(Figure contents as structured data)
========

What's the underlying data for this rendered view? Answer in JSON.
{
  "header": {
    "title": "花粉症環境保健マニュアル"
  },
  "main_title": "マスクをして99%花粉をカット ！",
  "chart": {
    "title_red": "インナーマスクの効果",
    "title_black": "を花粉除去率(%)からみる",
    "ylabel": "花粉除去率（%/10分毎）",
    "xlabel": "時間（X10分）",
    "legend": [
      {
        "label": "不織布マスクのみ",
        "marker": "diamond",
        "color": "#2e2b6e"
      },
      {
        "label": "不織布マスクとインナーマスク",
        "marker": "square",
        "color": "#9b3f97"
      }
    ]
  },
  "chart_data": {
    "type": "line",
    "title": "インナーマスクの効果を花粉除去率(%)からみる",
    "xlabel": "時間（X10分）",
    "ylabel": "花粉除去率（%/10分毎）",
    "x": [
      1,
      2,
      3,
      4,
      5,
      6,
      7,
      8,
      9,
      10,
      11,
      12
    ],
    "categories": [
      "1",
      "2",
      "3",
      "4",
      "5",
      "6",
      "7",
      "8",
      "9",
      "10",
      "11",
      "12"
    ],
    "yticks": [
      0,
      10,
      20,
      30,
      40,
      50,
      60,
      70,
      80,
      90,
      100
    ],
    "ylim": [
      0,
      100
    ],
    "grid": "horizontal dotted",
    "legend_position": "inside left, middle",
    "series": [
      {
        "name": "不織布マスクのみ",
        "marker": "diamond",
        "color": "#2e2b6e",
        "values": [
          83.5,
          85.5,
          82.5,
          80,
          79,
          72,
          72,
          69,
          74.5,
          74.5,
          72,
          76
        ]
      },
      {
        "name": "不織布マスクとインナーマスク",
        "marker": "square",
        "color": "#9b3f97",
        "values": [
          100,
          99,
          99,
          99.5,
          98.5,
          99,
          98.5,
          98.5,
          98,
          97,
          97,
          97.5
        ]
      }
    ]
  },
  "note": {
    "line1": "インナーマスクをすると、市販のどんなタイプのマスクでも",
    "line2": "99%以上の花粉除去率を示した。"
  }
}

========

### Problem description:
Print every entry exactly as it appears.

### Reply to the exercise:
What's the underlying data for this rendered view? Answer in JSON.
{
  "header": {
    "title": "花粉症環境保健マニュアル"
  },
  "main_title": "マスクをして99%花粉をカット ！",
  "chart": {
    "title_red": "インナーマスクの効果",
    "title_black": "を花粉除去率(%)からみる",
    "ylabel": "花粉除去率（%/10分毎）",
    "xlabel": "時間（X10分）",
    "legend": [
      {
        "label": "不織布マスクのみ",
        "marker": "diamond",
        "color": "#2e2b6e"
      },
      {
        "label": "不織布マスクとインナーマスク",
        "marker": "square",
        "color": "#9b3f97"
      }
    ]
  },
  "chart_data": {
    "type": "line",
    "title": "インナーマスクの効果を花粉除去率(%)からみる",
    "xlabel": "時間（X10分）",
    "ylabel": "花粉除去率（%/10分毎）",
    "x": [
      1,
      2,
      3,
      4,
      5,
      6,
      7,
      8,
      9,
      10,
      11,
      12
    ],
    "categories": [
      "1",
      "2",
      "3",
      "4",
      "5",
      "6",
      "7",
      "8",
      "9",
      "10",
      "11",
      "12"
    ],
    "yticks": [
      0,
      10,
      20,
      30,
      40,
      50,
      60,
      70,
      80,
      90,
      100
    ],
    "ylim": [
      0,
      100
    ],
    "grid": "horizontal dotted",
    "legend_position": "inside left, middle",
    "series": [
      {
        "name": "不織布マスクのみ",
        "marker": "diamond",
        "color": "#2e2b6e",
        "values": [
          83.5,
          85.5,
          82.5,
          80,
          79,
          72,
          72,
          69,
          74.5,
          74.5,
          72,
          76
        ]
      },
      {
        "name": "不織布マスクとインナーマスク",
        "marker": "square",
        "color": "#9b3f97",
        "values": [
          100,
          99,
          99,
          99.5,
          98.5,
          99,
          98.5,
          98.5,
          98,
          97,
          97,
          97.5
        ]
      }
    ]
  },
  "note": {
    "line1": "インナーマスクをすると、市販のどんなタイプのマスクでも",
    "line2": "99%以上の花粉除去率を示した。"
  }
}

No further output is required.